→ **YOUR OBJECTIVE**
Print every line of the rows below word for word, leaving out the pictures.

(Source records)
● ● ● ● ● ● ●
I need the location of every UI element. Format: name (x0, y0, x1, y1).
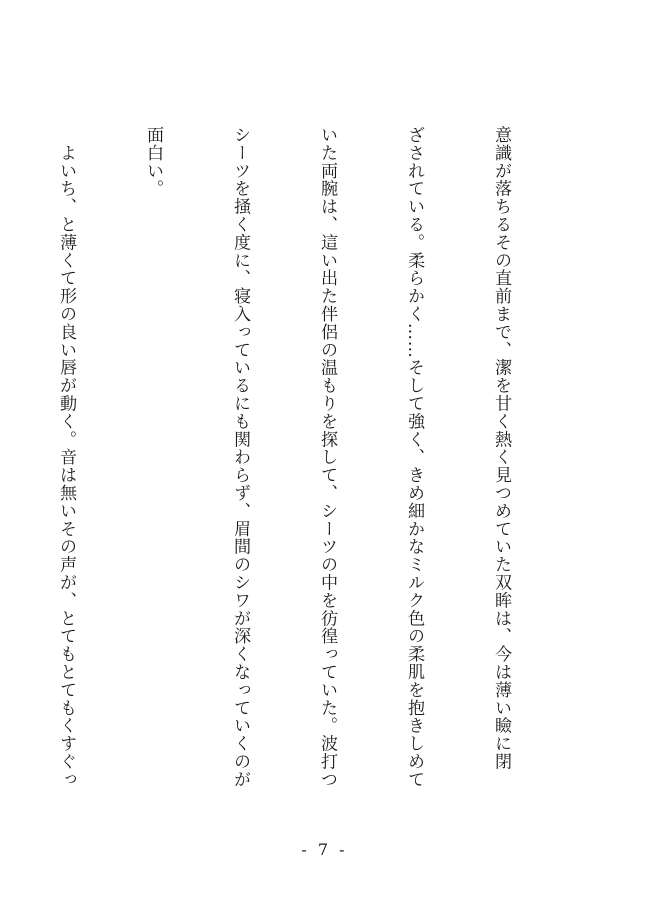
text-column-2: ざされている。柔らかく……そして強く、きめ細かなミルク色の柔肌を抱きしめて (404, 126, 424, 789)
text-column-4: シーツを掻く度に、寝入っているにも関わらず、眉間のシワが深くなっていくのが (230, 126, 250, 789)
text-column-5: 面白い。 (143, 126, 163, 198)
text-column-1: 意識が落ちるその直前まで、潔を甘く熱く見つめていた双眸は、今は薄い瞼に閉 (491, 126, 511, 771)
text-column-6: よいち、と薄くて形の良い唇が動く。音は無いその声が、とてもとてもくすぐっ (56, 126, 76, 789)
text-column-3: いた両腕は、這い出た伴侶の温もりを探して、シーツの中を彷徨っていた。波打つ (317, 126, 337, 789)
page-number: - 7 - (301, 840, 348, 859)
vertical-text-body (0, 126, 573, 788)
● ● ● ● ● ● ●
→ **FINISHED ANSWER**
I need the location of every UI element. Format: name (x0, y0, x1, y1).
text-column-2: ざされている。柔らかく……そして強く、きめ細かなミルク色の柔肌を抱きしめて (404, 126, 424, 789)
text-column-4: シーツを掻く度に、寝入っているにも関わらず、眉間のシワが深くなっていくのが (230, 126, 250, 789)
text-column-5: 面白い。 (143, 126, 163, 198)
text-column-1: 意識が落ちるその直前まで、潔を甘く熱く見つめていた双眸は、今は薄い瞼に閉 (491, 126, 511, 771)
text-column-6: よいち、と薄くて形の良い唇が動く。音は無いその声が、とてもとてもくすぐっ (56, 126, 76, 789)
text-column-3: いた両腕は、這い出た伴侶の温もりを探して、シーツの中を彷徨っていた。波打つ (317, 126, 337, 789)
page-number: - 7 - (301, 840, 348, 859)
vertical-text-body (0, 126, 573, 788)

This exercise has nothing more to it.